■ **Given request**
Using the material below, work out how many lines contain the word "acute". Reply with the number and nothing more.

■ **Stored records**
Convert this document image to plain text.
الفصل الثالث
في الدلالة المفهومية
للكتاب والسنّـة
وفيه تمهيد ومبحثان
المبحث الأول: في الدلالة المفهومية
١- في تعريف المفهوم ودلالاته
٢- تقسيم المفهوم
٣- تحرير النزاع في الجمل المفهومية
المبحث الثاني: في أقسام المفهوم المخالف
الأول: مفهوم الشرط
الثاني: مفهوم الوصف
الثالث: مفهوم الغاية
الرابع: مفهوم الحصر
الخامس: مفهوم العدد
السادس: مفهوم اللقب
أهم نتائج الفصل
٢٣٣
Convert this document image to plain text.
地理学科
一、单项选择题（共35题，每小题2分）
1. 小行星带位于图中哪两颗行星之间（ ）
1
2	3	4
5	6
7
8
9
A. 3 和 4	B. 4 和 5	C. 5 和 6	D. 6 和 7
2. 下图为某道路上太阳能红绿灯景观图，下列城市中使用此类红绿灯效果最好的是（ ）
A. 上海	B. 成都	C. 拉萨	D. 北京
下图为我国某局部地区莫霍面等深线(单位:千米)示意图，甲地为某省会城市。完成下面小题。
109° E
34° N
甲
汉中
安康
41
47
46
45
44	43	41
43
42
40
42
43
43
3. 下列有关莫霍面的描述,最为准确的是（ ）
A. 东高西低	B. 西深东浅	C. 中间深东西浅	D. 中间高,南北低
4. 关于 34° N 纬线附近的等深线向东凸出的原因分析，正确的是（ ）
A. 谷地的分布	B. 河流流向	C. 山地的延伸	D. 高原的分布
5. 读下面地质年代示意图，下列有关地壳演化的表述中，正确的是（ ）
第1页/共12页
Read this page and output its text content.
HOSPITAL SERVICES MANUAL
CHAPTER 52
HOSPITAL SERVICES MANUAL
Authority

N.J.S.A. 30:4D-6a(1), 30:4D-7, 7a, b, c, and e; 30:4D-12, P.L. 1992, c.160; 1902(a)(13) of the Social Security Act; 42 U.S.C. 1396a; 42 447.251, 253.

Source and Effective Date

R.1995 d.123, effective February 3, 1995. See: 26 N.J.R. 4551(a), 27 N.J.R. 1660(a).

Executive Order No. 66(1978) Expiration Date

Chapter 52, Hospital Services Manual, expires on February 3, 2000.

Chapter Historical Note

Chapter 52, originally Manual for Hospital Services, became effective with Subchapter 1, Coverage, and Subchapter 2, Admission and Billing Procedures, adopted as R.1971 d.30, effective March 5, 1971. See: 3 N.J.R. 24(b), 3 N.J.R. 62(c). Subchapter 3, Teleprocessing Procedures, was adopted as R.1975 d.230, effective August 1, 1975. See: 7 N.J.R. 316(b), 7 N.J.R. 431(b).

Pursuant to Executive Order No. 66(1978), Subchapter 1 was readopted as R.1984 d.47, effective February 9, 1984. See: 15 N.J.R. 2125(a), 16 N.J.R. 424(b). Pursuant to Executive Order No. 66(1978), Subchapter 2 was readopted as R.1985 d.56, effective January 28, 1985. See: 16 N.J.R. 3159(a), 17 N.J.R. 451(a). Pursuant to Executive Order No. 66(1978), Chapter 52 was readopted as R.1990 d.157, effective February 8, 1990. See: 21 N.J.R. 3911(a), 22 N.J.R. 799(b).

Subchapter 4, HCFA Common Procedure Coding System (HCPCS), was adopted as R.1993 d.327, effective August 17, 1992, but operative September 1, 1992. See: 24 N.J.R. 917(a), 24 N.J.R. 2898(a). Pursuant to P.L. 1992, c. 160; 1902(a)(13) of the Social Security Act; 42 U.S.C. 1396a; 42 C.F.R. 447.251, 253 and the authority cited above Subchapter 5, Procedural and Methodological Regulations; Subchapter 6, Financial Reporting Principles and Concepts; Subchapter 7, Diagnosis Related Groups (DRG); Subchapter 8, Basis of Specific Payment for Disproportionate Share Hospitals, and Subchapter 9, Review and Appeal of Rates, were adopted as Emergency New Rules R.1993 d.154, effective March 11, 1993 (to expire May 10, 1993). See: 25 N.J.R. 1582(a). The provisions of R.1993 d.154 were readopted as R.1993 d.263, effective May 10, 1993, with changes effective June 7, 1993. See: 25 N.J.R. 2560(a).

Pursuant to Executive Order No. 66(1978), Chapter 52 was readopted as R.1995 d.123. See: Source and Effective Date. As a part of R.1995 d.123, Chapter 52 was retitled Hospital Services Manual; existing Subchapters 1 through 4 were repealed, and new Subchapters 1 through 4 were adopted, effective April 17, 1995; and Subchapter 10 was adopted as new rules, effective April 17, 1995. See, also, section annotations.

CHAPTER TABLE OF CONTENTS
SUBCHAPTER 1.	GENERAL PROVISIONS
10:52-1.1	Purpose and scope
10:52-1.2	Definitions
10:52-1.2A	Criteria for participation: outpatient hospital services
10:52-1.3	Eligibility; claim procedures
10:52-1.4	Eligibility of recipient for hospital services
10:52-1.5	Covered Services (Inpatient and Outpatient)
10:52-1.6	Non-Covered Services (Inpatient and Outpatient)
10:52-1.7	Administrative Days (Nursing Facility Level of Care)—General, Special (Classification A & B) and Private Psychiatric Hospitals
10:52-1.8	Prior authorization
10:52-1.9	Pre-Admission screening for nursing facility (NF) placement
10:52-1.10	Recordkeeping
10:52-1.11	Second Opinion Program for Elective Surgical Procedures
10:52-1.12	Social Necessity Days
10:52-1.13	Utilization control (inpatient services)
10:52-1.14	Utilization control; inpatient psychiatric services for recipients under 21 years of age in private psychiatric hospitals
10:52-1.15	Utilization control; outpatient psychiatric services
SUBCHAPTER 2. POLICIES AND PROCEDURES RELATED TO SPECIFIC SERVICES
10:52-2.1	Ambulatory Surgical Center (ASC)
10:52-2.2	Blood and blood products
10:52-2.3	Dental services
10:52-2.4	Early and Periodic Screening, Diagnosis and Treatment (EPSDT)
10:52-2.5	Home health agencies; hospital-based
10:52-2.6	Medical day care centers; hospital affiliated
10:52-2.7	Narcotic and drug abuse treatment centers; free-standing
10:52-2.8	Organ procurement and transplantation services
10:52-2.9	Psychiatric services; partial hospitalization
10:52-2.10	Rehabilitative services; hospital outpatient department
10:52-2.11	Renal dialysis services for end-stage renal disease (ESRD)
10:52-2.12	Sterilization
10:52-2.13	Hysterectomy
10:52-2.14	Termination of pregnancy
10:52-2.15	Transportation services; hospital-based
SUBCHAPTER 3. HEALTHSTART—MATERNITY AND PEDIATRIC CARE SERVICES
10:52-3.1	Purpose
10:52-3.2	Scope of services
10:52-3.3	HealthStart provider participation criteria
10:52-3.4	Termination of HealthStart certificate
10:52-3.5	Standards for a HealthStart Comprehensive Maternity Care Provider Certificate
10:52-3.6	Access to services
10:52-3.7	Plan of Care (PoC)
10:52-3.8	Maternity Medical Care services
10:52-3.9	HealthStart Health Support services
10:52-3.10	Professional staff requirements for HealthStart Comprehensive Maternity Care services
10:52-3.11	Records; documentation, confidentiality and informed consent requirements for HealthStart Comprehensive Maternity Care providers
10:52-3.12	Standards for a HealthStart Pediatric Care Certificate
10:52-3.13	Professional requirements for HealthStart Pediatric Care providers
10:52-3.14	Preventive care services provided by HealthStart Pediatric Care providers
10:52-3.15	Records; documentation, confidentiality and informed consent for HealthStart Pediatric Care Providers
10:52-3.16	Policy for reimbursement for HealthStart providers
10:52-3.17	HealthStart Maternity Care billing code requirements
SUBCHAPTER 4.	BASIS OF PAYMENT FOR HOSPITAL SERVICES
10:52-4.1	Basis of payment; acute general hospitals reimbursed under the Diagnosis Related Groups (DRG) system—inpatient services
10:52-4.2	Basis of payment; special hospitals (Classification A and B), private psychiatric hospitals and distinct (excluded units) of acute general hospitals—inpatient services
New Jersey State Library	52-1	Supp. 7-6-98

■ **Answer to the task**
2